What to produce
Output each entry verbatim and exclude every picture from it.
* Start *
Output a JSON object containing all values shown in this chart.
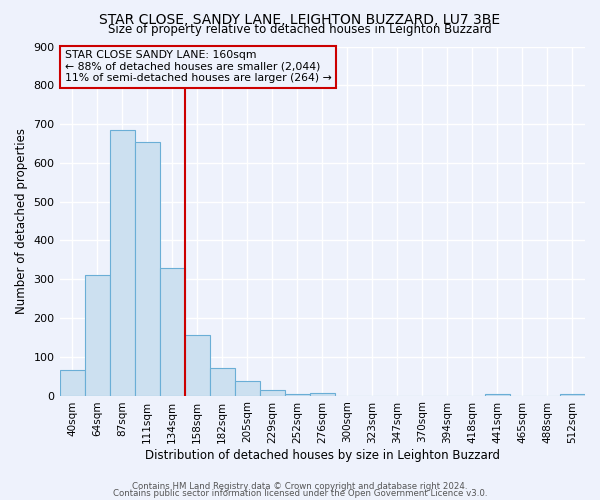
{
  "title": "STAR CLOSE, SANDY LANE, LEIGHTON BUZZARD, LU7 3BE",
  "subtitle": "Size of property relative to detached houses in Leighton Buzzard",
  "xlabel": "Distribution of detached houses by size in Leighton Buzzard",
  "ylabel": "Number of detached properties",
  "bin_labels": [
    "40sqm",
    "64sqm",
    "87sqm",
    "111sqm",
    "134sqm",
    "158sqm",
    "182sqm",
    "205sqm",
    "229sqm",
    "252sqm",
    "276sqm",
    "300sqm",
    "323sqm",
    "347sqm",
    "370sqm",
    "394sqm",
    "418sqm",
    "441sqm",
    "465sqm",
    "488sqm",
    "512sqm"
  ],
  "bar_values": [
    65,
    310,
    685,
    655,
    330,
    155,
    70,
    37,
    15,
    5,
    7,
    0,
    0,
    0,
    0,
    0,
    0,
    5,
    0,
    0,
    5
  ],
  "bar_color": "#cce0f0",
  "bar_edge_color": "#6aaed6",
  "vline_index": 5,
  "vline_color": "#cc0000",
  "annotation_line1": "STAR CLOSE SANDY LANE: 160sqm",
  "annotation_line2": "← 88% of detached houses are smaller (2,044)",
  "annotation_line3": "11% of semi-detached houses are larger (264) →",
  "annotation_box_color": "#cc0000",
  "ylim": [
    0,
    900
  ],
  "yticks": [
    0,
    100,
    200,
    300,
    400,
    500,
    600,
    700,
    800,
    900
  ],
  "footer1": "Contains HM Land Registry data © Crown copyright and database right 2024.",
  "footer2": "Contains public sector information licensed under the Open Government Licence v3.0.",
  "background_color": "#eef2fc",
  "grid_color": "#ffffff"
}
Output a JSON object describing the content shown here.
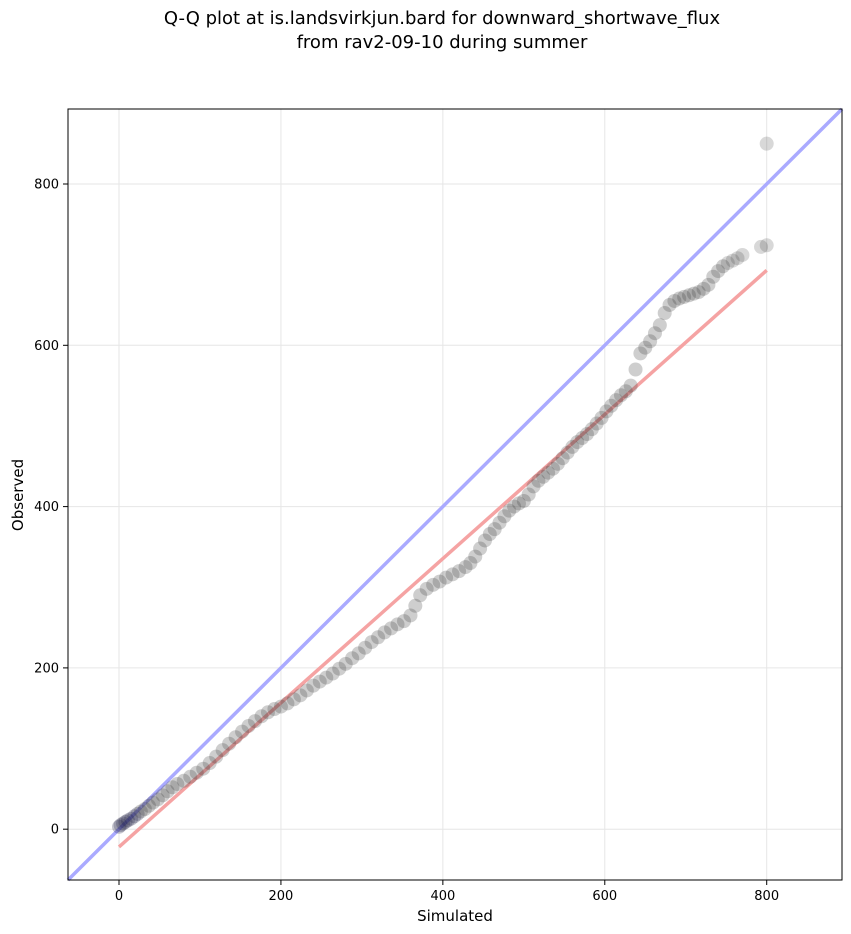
{
  "chart_data": {
    "type": "scatter",
    "title": [
      "Q-Q plot at is.landsvirkjun.bard for downward_shortwave_flux",
      "from rav2-09-10 during summer"
    ],
    "xlabel": "Simulated",
    "ylabel": "Observed",
    "xlim": [
      -63,
      893
    ],
    "ylim": [
      -63,
      893
    ],
    "xticks": [
      0,
      200,
      400,
      600,
      800
    ],
    "yticks": [
      0,
      200,
      400,
      600,
      800
    ],
    "grid": true,
    "reference_lines": [
      {
        "name": "one-to-one",
        "color": "#aaaaff",
        "x": [
          -63,
          893
        ],
        "y": [
          -63,
          893
        ]
      },
      {
        "name": "linear-fit",
        "color": "#f5a3a3",
        "x": [
          0,
          800
        ],
        "y": [
          -22,
          693
        ]
      }
    ],
    "series": [
      {
        "name": "quantiles",
        "color": "#3a3a3a",
        "points": [
          [
            0,
            3
          ],
          [
            2,
            5
          ],
          [
            5,
            7
          ],
          [
            8,
            9
          ],
          [
            11,
            11
          ],
          [
            15,
            13
          ],
          [
            19,
            16
          ],
          [
            23,
            19
          ],
          [
            27,
            22
          ],
          [
            32,
            25
          ],
          [
            37,
            29
          ],
          [
            42,
            33
          ],
          [
            48,
            37
          ],
          [
            54,
            42
          ],
          [
            60,
            47
          ],
          [
            66,
            52
          ],
          [
            72,
            56
          ],
          [
            80,
            60
          ],
          [
            88,
            65
          ],
          [
            96,
            70
          ],
          [
            104,
            75
          ],
          [
            112,
            82
          ],
          [
            120,
            90
          ],
          [
            128,
            98
          ],
          [
            136,
            106
          ],
          [
            144,
            114
          ],
          [
            152,
            121
          ],
          [
            160,
            128
          ],
          [
            168,
            134
          ],
          [
            176,
            140
          ],
          [
            184,
            145
          ],
          [
            192,
            149
          ],
          [
            200,
            152
          ],
          [
            208,
            156
          ],
          [
            216,
            161
          ],
          [
            224,
            166
          ],
          [
            232,
            172
          ],
          [
            240,
            178
          ],
          [
            248,
            183
          ],
          [
            256,
            188
          ],
          [
            264,
            193
          ],
          [
            272,
            199
          ],
          [
            280,
            205
          ],
          [
            288,
            212
          ],
          [
            296,
            218
          ],
          [
            304,
            225
          ],
          [
            312,
            232
          ],
          [
            320,
            238
          ],
          [
            328,
            244
          ],
          [
            336,
            249
          ],
          [
            344,
            254
          ],
          [
            352,
            258
          ],
          [
            360,
            265
          ],
          [
            366,
            277
          ],
          [
            372,
            290
          ],
          [
            380,
            298
          ],
          [
            388,
            303
          ],
          [
            396,
            307
          ],
          [
            404,
            312
          ],
          [
            412,
            316
          ],
          [
            420,
            320
          ],
          [
            428,
            325
          ],
          [
            434,
            330
          ],
          [
            440,
            338
          ],
          [
            446,
            348
          ],
          [
            452,
            358
          ],
          [
            458,
            366
          ],
          [
            464,
            372
          ],
          [
            470,
            380
          ],
          [
            476,
            388
          ],
          [
            482,
            395
          ],
          [
            488,
            400
          ],
          [
            494,
            404
          ],
          [
            500,
            407
          ],
          [
            506,
            415
          ],
          [
            512,
            425
          ],
          [
            518,
            432
          ],
          [
            524,
            437
          ],
          [
            530,
            442
          ],
          [
            536,
            447
          ],
          [
            542,
            453
          ],
          [
            548,
            460
          ],
          [
            554,
            467
          ],
          [
            560,
            474
          ],
          [
            566,
            480
          ],
          [
            572,
            485
          ],
          [
            578,
            490
          ],
          [
            584,
            496
          ],
          [
            590,
            503
          ],
          [
            596,
            510
          ],
          [
            602,
            518
          ],
          [
            608,
            525
          ],
          [
            614,
            532
          ],
          [
            620,
            538
          ],
          [
            626,
            543
          ],
          [
            632,
            550
          ],
          [
            638,
            570
          ],
          [
            644,
            590
          ],
          [
            650,
            597
          ],
          [
            656,
            605
          ],
          [
            662,
            615
          ],
          [
            668,
            625
          ],
          [
            674,
            640
          ],
          [
            680,
            650
          ],
          [
            686,
            655
          ],
          [
            692,
            658
          ],
          [
            698,
            660
          ],
          [
            704,
            662
          ],
          [
            710,
            664
          ],
          [
            716,
            666
          ],
          [
            722,
            670
          ],
          [
            728,
            675
          ],
          [
            734,
            685
          ],
          [
            740,
            692
          ],
          [
            746,
            698
          ],
          [
            752,
            702
          ],
          [
            758,
            705
          ],
          [
            764,
            708
          ],
          [
            770,
            712
          ],
          [
            793,
            722
          ],
          [
            800,
            724
          ],
          [
            800,
            850
          ]
        ]
      }
    ]
  }
}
* End *
Answer to the problem
Output a JSON object containing all values shown in this chart.
{
  "title": "STAR CLOSE, SANDY LANE, LEIGHTON BUZZARD, LU7 3BE",
  "subtitle": "Size of property relative to detached houses in Leighton Buzzard",
  "xlabel": "Distribution of detached houses by size in Leighton Buzzard",
  "ylabel": "Number of detached properties",
  "bin_labels": [
    "40sqm",
    "64sqm",
    "87sqm",
    "111sqm",
    "134sqm",
    "158sqm",
    "182sqm",
    "205sqm",
    "229sqm",
    "252sqm",
    "276sqm",
    "300sqm",
    "323sqm",
    "347sqm",
    "370sqm",
    "394sqm",
    "418sqm",
    "441sqm",
    "465sqm",
    "488sqm",
    "512sqm"
  ],
  "bar_values": [
    65,
    310,
    685,
    655,
    330,
    155,
    70,
    37,
    15,
    5,
    7,
    0,
    0,
    0,
    0,
    0,
    0,
    5,
    0,
    0,
    5
  ],
  "bar_color": "#cce0f0",
  "bar_edge_color": "#6aaed6",
  "vline_index": 5,
  "vline_color": "#cc0000",
  "annotation_line1": "STAR CLOSE SANDY LANE: 160sqm",
  "annotation_line2": "← 88% of detached houses are smaller (2,044)",
  "annotation_line3": "11% of semi-detached houses are larger (264) →",
  "annotation_box_color": "#cc0000",
  "ylim": [
    0,
    900
  ],
  "yticks": [
    0,
    100,
    200,
    300,
    400,
    500,
    600,
    700,
    800,
    900
  ],
  "footer1": "Contains HM Land Registry data © Crown copyright and database right 2024.",
  "footer2": "Contains public sector information licensed under the Open Government Licence v3.0.",
  "background_color": "#eef2fc",
  "grid_color": "#ffffff"
}
Output a JSON object describing the content shown here.
{
  "chart_data": {
    "type": "scatter",
    "title": [
      "Q-Q plot at is.landsvirkjun.bard for downward_shortwave_flux",
      "from rav2-09-10 during summer"
    ],
    "xlabel": "Simulated",
    "ylabel": "Observed",
    "xlim": [
      -63,
      893
    ],
    "ylim": [
      -63,
      893
    ],
    "xticks": [
      0,
      200,
      400,
      600,
      800
    ],
    "yticks": [
      0,
      200,
      400,
      600,
      800
    ],
    "grid": true,
    "reference_lines": [
      {
        "name": "one-to-one",
        "color": "#aaaaff",
        "x": [
          -63,
          893
        ],
        "y": [
          -63,
          893
        ]
      },
      {
        "name": "linear-fit",
        "color": "#f5a3a3",
        "x": [
          0,
          800
        ],
        "y": [
          -22,
          693
        ]
      }
    ],
    "series": [
      {
        "name": "quantiles",
        "color": "#3a3a3a",
        "points": [
          [
            0,
            3
          ],
          [
            2,
            5
          ],
          [
            5,
            7
          ],
          [
            8,
            9
          ],
          [
            11,
            11
          ],
          [
            15,
            13
          ],
          [
            19,
            16
          ],
          [
            23,
            19
          ],
          [
            27,
            22
          ],
          [
            32,
            25
          ],
          [
            37,
            29
          ],
          [
            42,
            33
          ],
          [
            48,
            37
          ],
          [
            54,
            42
          ],
          [
            60,
            47
          ],
          [
            66,
            52
          ],
          [
            72,
            56
          ],
          [
            80,
            60
          ],
          [
            88,
            65
          ],
          [
            96,
            70
          ],
          [
            104,
            75
          ],
          [
            112,
            82
          ],
          [
            120,
            90
          ],
          [
            128,
            98
          ],
          [
            136,
            106
          ],
          [
            144,
            114
          ],
          [
            152,
            121
          ],
          [
            160,
            128
          ],
          [
            168,
            134
          ],
          [
            176,
            140
          ],
          [
            184,
            145
          ],
          [
            192,
            149
          ],
          [
            200,
            152
          ],
          [
            208,
            156
          ],
          [
            216,
            161
          ],
          [
            224,
            166
          ],
          [
            232,
            172
          ],
          [
            240,
            178
          ],
          [
            248,
            183
          ],
          [
            256,
            188
          ],
          [
            264,
            193
          ],
          [
            272,
            199
          ],
          [
            280,
            205
          ],
          [
            288,
            212
          ],
          [
            296,
            218
          ],
          [
            304,
            225
          ],
          [
            312,
            232
          ],
          [
            320,
            238
          ],
          [
            328,
            244
          ],
          [
            336,
            249
          ],
          [
            344,
            254
          ],
          [
            352,
            258
          ],
          [
            360,
            265
          ],
          [
            366,
            277
          ],
          [
            372,
            290
          ],
          [
            380,
            298
          ],
          [
            388,
            303
          ],
          [
            396,
            307
          ],
          [
            404,
            312
          ],
          [
            412,
            316
          ],
          [
            420,
            320
          ],
          [
            428,
            325
          ],
          [
            434,
            330
          ],
          [
            440,
            338
          ],
          [
            446,
            348
          ],
          [
            452,
            358
          ],
          [
            458,
            366
          ],
          [
            464,
            372
          ],
          [
            470,
            380
          ],
          [
            476,
            388
          ],
          [
            482,
            395
          ],
          [
            488,
            400
          ],
          [
            494,
            404
          ],
          [
            500,
            407
          ],
          [
            506,
            415
          ],
          [
            512,
            425
          ],
          [
            518,
            432
          ],
          [
            524,
            437
          ],
          [
            530,
            442
          ],
          [
            536,
            447
          ],
          [
            542,
            453
          ],
          [
            548,
            460
          ],
          [
            554,
            467
          ],
          [
            560,
            474
          ],
          [
            566,
            480
          ],
          [
            572,
            485
          ],
          [
            578,
            490
          ],
          [
            584,
            496
          ],
          [
            590,
            503
          ],
          [
            596,
            510
          ],
          [
            602,
            518
          ],
          [
            608,
            525
          ],
          [
            614,
            532
          ],
          [
            620,
            538
          ],
          [
            626,
            543
          ],
          [
            632,
            550
          ],
          [
            638,
            570
          ],
          [
            644,
            590
          ],
          [
            650,
            597
          ],
          [
            656,
            605
          ],
          [
            662,
            615
          ],
          [
            668,
            625
          ],
          [
            674,
            640
          ],
          [
            680,
            650
          ],
          [
            686,
            655
          ],
          [
            692,
            658
          ],
          [
            698,
            660
          ],
          [
            704,
            662
          ],
          [
            710,
            664
          ],
          [
            716,
            666
          ],
          [
            722,
            670
          ],
          [
            728,
            675
          ],
          [
            734,
            685
          ],
          [
            740,
            692
          ],
          [
            746,
            698
          ],
          [
            752,
            702
          ],
          [
            758,
            705
          ],
          [
            764,
            708
          ],
          [
            770,
            712
          ],
          [
            793,
            722
          ],
          [
            800,
            724
          ],
          [
            800,
            850
          ]
        ]
      }
    ]
  }
}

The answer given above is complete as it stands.